Given problem -
Review the lines that follow and copy each one that contains the word "Order".
* * *
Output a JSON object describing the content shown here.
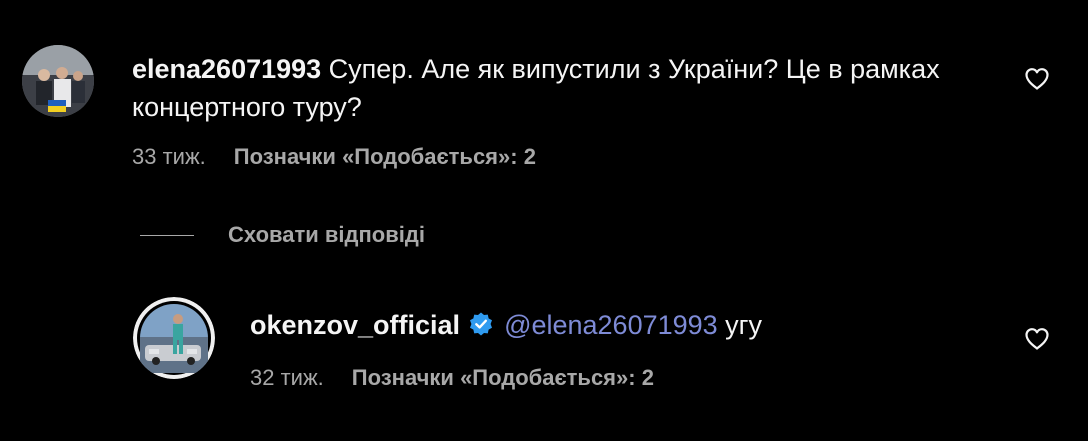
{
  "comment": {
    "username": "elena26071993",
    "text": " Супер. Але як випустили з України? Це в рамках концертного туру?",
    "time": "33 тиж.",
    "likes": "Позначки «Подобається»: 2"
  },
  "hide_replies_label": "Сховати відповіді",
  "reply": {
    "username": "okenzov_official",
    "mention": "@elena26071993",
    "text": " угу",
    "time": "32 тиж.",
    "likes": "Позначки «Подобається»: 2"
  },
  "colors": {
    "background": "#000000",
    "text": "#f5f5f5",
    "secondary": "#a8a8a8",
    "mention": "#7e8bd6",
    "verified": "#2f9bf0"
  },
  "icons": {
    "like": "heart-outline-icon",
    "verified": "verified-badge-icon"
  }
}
* * *
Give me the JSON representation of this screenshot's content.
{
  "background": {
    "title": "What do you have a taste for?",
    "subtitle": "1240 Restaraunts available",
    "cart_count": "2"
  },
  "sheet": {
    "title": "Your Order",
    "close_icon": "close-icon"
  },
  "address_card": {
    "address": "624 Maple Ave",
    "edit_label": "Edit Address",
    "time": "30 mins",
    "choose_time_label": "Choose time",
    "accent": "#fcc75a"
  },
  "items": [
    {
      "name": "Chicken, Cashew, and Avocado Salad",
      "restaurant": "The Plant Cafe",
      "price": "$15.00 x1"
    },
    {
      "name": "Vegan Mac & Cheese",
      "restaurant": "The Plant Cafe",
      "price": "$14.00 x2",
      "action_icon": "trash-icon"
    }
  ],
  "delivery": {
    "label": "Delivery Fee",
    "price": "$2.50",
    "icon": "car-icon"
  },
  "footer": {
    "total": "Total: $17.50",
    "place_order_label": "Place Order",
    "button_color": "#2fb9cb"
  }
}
* * *
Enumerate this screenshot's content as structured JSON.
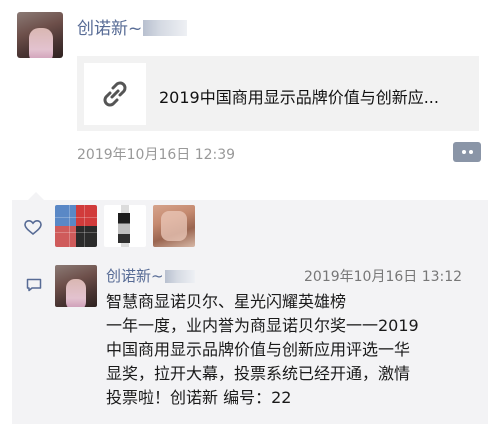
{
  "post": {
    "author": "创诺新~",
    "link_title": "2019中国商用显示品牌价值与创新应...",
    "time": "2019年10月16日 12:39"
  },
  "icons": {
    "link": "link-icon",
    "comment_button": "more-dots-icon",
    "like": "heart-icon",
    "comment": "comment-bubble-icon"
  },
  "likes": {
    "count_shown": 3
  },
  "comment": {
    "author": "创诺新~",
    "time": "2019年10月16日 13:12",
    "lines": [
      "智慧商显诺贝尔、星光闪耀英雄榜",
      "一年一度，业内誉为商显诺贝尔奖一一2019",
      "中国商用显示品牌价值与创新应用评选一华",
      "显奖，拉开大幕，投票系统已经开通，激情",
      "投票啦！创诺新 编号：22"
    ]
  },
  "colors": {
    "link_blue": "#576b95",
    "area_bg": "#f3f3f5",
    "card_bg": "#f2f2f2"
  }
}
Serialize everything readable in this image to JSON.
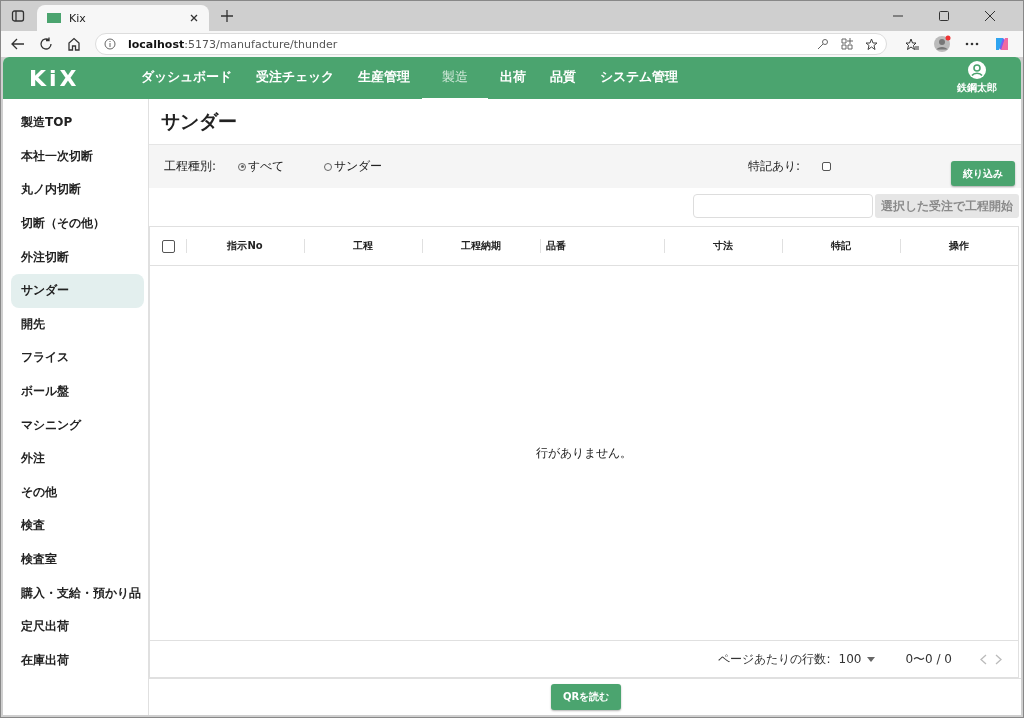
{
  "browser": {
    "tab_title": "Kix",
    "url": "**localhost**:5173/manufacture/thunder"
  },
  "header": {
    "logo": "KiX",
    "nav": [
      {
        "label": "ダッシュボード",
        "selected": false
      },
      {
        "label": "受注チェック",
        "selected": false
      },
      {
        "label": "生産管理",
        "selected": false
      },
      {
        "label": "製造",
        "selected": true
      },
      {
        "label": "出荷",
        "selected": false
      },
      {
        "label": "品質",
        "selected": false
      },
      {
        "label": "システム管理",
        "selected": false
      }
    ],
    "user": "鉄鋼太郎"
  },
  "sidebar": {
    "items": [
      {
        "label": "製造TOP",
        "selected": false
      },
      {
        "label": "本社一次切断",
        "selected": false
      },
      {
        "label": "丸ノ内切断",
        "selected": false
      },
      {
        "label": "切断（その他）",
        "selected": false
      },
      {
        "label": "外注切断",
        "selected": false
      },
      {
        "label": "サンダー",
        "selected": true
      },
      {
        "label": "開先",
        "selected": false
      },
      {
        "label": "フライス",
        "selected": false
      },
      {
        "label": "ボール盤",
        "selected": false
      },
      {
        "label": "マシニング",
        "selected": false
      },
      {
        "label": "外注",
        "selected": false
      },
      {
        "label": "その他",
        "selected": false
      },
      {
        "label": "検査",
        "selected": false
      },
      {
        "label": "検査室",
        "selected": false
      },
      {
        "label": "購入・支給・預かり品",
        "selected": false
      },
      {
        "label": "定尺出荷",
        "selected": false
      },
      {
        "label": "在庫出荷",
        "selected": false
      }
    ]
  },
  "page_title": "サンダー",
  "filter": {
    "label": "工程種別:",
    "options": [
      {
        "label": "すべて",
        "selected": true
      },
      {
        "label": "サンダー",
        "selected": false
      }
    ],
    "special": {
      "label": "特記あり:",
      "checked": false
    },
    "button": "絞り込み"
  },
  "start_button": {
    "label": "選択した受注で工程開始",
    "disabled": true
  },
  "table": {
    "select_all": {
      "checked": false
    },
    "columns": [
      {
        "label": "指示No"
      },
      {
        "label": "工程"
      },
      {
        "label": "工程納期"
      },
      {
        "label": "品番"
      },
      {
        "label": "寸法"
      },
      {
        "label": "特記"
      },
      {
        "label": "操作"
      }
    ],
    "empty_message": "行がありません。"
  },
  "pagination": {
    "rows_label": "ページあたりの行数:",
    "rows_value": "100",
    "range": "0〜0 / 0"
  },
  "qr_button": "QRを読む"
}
* * *
Complete answer -
    "title": "Your Order",
    "place_order_label": "Place Order",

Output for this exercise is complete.